*Problem details*:
Leave the pictures out. Return all other data exactly.

*Input data*:

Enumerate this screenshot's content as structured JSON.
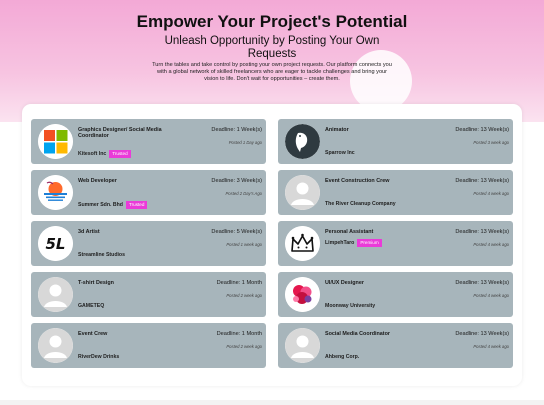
{
  "hero": {
    "title": "Empower Your Project's Potential",
    "subtitle": "Unleash Opportunity by Posting Your Own Requests",
    "description": "Turn the tables and take control by posting your own project requests. Our platform connects you with a global network of skilled freelancers who are eager to tackle challenges and bring your vision to life. Don't wait for opportunities – create them."
  },
  "requests": [
    {
      "title": "Graphics Designer/ Social Media Coordinator",
      "company": "Kitesoft Inc",
      "badge": "Trusted",
      "deadline": "Deadline: 1 Week(s)",
      "posted": "Posted 1 Day ago",
      "icon": "microsoft-logo-icon"
    },
    {
      "title": "Animator",
      "company": "Sparrow Inc",
      "badge": "",
      "deadline": "Deadline: 13 Week(s)",
      "posted": "Posted 3 week ago",
      "icon": "sparrow-logo-icon"
    },
    {
      "title": "Web Developer",
      "company": "Summer Sdn. Bhd",
      "badge": "Trusted",
      "deadline": "Deadline: 3 Week(s)",
      "posted": "Posted 2 Day's Ago",
      "icon": "summer-sunset-logo-icon"
    },
    {
      "title": "Event Construction Crew",
      "company": "The River Cleanup Company",
      "badge": "",
      "deadline": "Deadline: 13 Week(s)",
      "posted": "Posted 4 week ago",
      "icon": "default-avatar-icon"
    },
    {
      "title": "3d Artist",
      "company": "Streamline Studios",
      "badge": "",
      "deadline": "Deadline: 5 Week(s)",
      "posted": "Posted 1 week ago",
      "icon": "5l-logo-icon"
    },
    {
      "title": "Personal Assistant",
      "company": "LimpehTaro",
      "badge": "Premium",
      "deadline": "Deadline: 13 Week(s)",
      "posted": "Posted 4 week ago",
      "icon": "crown-logo-icon"
    },
    {
      "title": "T-shirt Design",
      "company": "GAMETEQ",
      "badge": "",
      "deadline": "Deadline: 1 Month",
      "posted": "Posted 2 week ago",
      "icon": "default-avatar-icon"
    },
    {
      "title": "UI/UX Designer",
      "company": "Moonway University",
      "badge": "",
      "deadline": "Deadline: 13 Week(s)",
      "posted": "Posted 4 week ago",
      "icon": "flower-logo-icon"
    },
    {
      "title": "Event Crew",
      "company": "RiverDew Drinks",
      "badge": "",
      "deadline": "Deadline: 1 Month",
      "posted": "Posted 2 week ago",
      "icon": "default-avatar-icon"
    },
    {
      "title": "Social Media Coordinator",
      "company": "Ahbeng Corp.",
      "badge": "",
      "deadline": "Deadline: 13 Week(s)",
      "posted": "Posted 4 week ago",
      "icon": "default-avatar-icon"
    }
  ],
  "colors": {
    "card_bg": "#a7b5bb",
    "badge_bg": "#ea3bd8",
    "hero_pink": "#f3a9d6"
  }
}
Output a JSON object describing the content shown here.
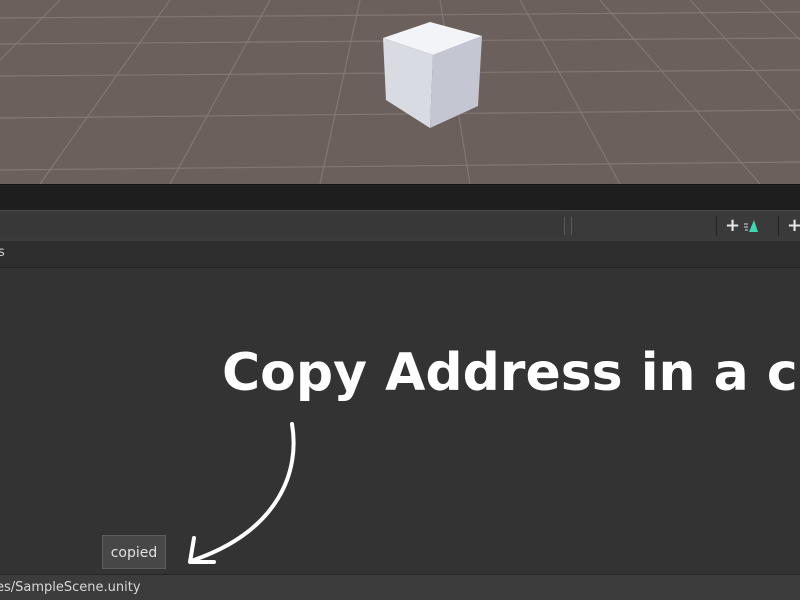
{
  "scene": {
    "object_icon": "cube-icon",
    "background_color": "#6b605c"
  },
  "toolbar": {
    "add_button_1": {
      "label": "+",
      "icon": "teal-arrow-icon"
    },
    "add_button_2": {
      "label": "+"
    }
  },
  "tab": {
    "label": "s"
  },
  "overlay": {
    "headline": "Copy Address in a cli",
    "badge": "copied",
    "arrow_icon": "curved-arrow-icon"
  },
  "status_bar": {
    "path": "es/SampleScene.unity"
  }
}
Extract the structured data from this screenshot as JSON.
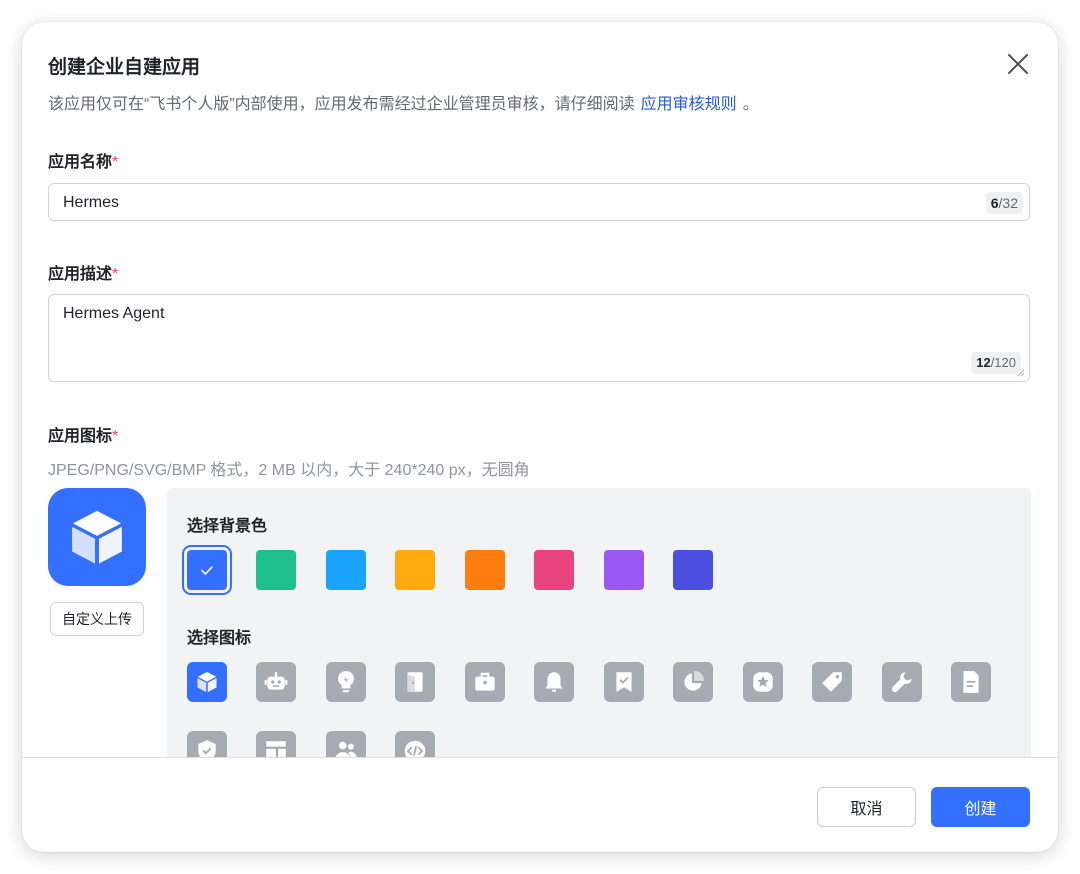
{
  "dialog": {
    "title": "创建企业自建应用",
    "notice": "该应用仅可在“飞书个人版”内部使用，应用发布需经过企业管理员审核，请仔细阅读",
    "notice_link": "应用审核规则",
    "notice_end": "。"
  },
  "app_name": {
    "label": "应用名称",
    "required_mark": "*",
    "value": "Hermes",
    "count": "6",
    "max": "/32"
  },
  "app_desc": {
    "label": "应用描述",
    "required_mark": "*",
    "value": "Hermes Agent",
    "count": "12",
    "max": "/120"
  },
  "app_icon": {
    "label": "应用图标",
    "required_mark": "*",
    "hint": "JPEG/PNG/SVG/BMP 格式，2 MB 以内，大于 240*240 px，无圆角",
    "custom_upload": "自定义上传",
    "bg_title": "选择背景色",
    "icon_title": "选择图标",
    "colors": [
      "#3370ff",
      "#1fbf8c",
      "#1aa3ff",
      "#ffab0f",
      "#ff7d0f",
      "#e8437d",
      "#9a57f2",
      "#4b4fe0"
    ],
    "selected_color": "#3370ff",
    "icons": [
      "cube-icon",
      "robot-icon",
      "lightbulb-icon",
      "door-icon",
      "briefcase-icon",
      "bell-icon",
      "bookmark-check-icon",
      "pie-chart-icon",
      "star-badge-icon",
      "tag-icon",
      "wrench-icon",
      "document-icon",
      "shield-check-icon",
      "layout-icon",
      "people-icon",
      "code-icon"
    ],
    "selected_icon": "cube-icon"
  },
  "footer": {
    "cancel": "取消",
    "create": "创建"
  }
}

*The output*:
Enumerate this screenshot's content as structured JSON.
{
  "hero": {
    "title": "Empower Your Project's Potential",
    "subtitle": "Unleash Opportunity by Posting Your Own Requests",
    "description": "Turn the tables and take control by posting your own project requests. Our platform connects you with a global network of skilled freelancers who are eager to tackle challenges and bring your vision to life. Don't wait for opportunities – create them."
  },
  "requests": [
    {
      "title": "Graphics Designer/ Social Media Coordinator",
      "company": "Kitesoft Inc",
      "badge": "Trusted",
      "deadline": "Deadline: 1 Week(s)",
      "posted": "Posted 1 Day ago",
      "icon": "microsoft-logo-icon"
    },
    {
      "title": "Animator",
      "company": "Sparrow Inc",
      "badge": "",
      "deadline": "Deadline: 13 Week(s)",
      "posted": "Posted 3 week ago",
      "icon": "sparrow-logo-icon"
    },
    {
      "title": "Web Developer",
      "company": "Summer Sdn. Bhd",
      "badge": "Trusted",
      "deadline": "Deadline: 3 Week(s)",
      "posted": "Posted 2 Day's Ago",
      "icon": "summer-sunset-logo-icon"
    },
    {
      "title": "Event Construction Crew",
      "company": "The River Cleanup Company",
      "badge": "",
      "deadline": "Deadline: 13 Week(s)",
      "posted": "Posted 4 week ago",
      "icon": "default-avatar-icon"
    },
    {
      "title": "3d Artist",
      "company": "Streamline Studios",
      "badge": "",
      "deadline": "Deadline: 5 Week(s)",
      "posted": "Posted 1 week ago",
      "icon": "5l-logo-icon"
    },
    {
      "title": "Personal Assistant",
      "company": "LimpehTaro",
      "badge": "Premium",
      "deadline": "Deadline: 13 Week(s)",
      "posted": "Posted 4 week ago",
      "icon": "crown-logo-icon"
    },
    {
      "title": "T-shirt Design",
      "company": "GAMETEQ",
      "badge": "",
      "deadline": "Deadline: 1 Month",
      "posted": "Posted 2 week ago",
      "icon": "default-avatar-icon"
    },
    {
      "title": "UI/UX Designer",
      "company": "Moonway University",
      "badge": "",
      "deadline": "Deadline: 13 Week(s)",
      "posted": "Posted 4 week ago",
      "icon": "flower-logo-icon"
    },
    {
      "title": "Event Crew",
      "company": "RiverDew Drinks",
      "badge": "",
      "deadline": "Deadline: 1 Month",
      "posted": "Posted 2 week ago",
      "icon": "default-avatar-icon"
    },
    {
      "title": "Social Media Coordinator",
      "company": "Ahbeng Corp.",
      "badge": "",
      "deadline": "Deadline: 13 Week(s)",
      "posted": "Posted 4 week ago",
      "icon": "default-avatar-icon"
    }
  ],
  "colors": {
    "card_bg": "#a7b5bb",
    "badge_bg": "#ea3bd8",
    "hero_pink": "#f3a9d6"
  }
}
Output a JSON object describing the content shown here.
{
  "scene": {
    "object_icon": "cube-icon",
    "background_color": "#6b605c"
  },
  "toolbar": {
    "add_button_1": {
      "label": "+",
      "icon": "teal-arrow-icon"
    },
    "add_button_2": {
      "label": "+"
    }
  },
  "tab": {
    "label": "s"
  },
  "overlay": {
    "headline": "Copy Address in a cli",
    "badge": "copied",
    "arrow_icon": "curved-arrow-icon"
  },
  "status_bar": {
    "path": "es/SampleScene.unity"
  }
}
Extract the structured data from this screenshot as JSON.
{
  "dialog": {
    "title": "创建企业自建应用",
    "notice": "该应用仅可在“飞书个人版”内部使用，应用发布需经过企业管理员审核，请仔细阅读",
    "notice_link": "应用审核规则",
    "notice_end": "。"
  },
  "app_name": {
    "label": "应用名称",
    "required_mark": "*",
    "value": "Hermes",
    "count": "6",
    "max": "/32"
  },
  "app_desc": {
    "label": "应用描述",
    "required_mark": "*",
    "value": "Hermes Agent",
    "count": "12",
    "max": "/120"
  },
  "app_icon": {
    "label": "应用图标",
    "required_mark": "*",
    "hint": "JPEG/PNG/SVG/BMP 格式，2 MB 以内，大于 240*240 px，无圆角",
    "custom_upload": "自定义上传",
    "bg_title": "选择背景色",
    "icon_title": "选择图标",
    "colors": [
      "#3370ff",
      "#1fbf8c",
      "#1aa3ff",
      "#ffab0f",
      "#ff7d0f",
      "#e8437d",
      "#9a57f2",
      "#4b4fe0"
    ],
    "selected_color": "#3370ff",
    "icons": [
      "cube-icon",
      "robot-icon",
      "lightbulb-icon",
      "door-icon",
      "briefcase-icon",
      "bell-icon",
      "bookmark-check-icon",
      "pie-chart-icon",
      "star-badge-icon",
      "tag-icon",
      "wrench-icon",
      "document-icon",
      "shield-check-icon",
      "layout-icon",
      "people-icon",
      "code-icon"
    ],
    "selected_icon": "cube-icon"
  },
  "footer": {
    "cancel": "取消",
    "create": "创建"
  }
}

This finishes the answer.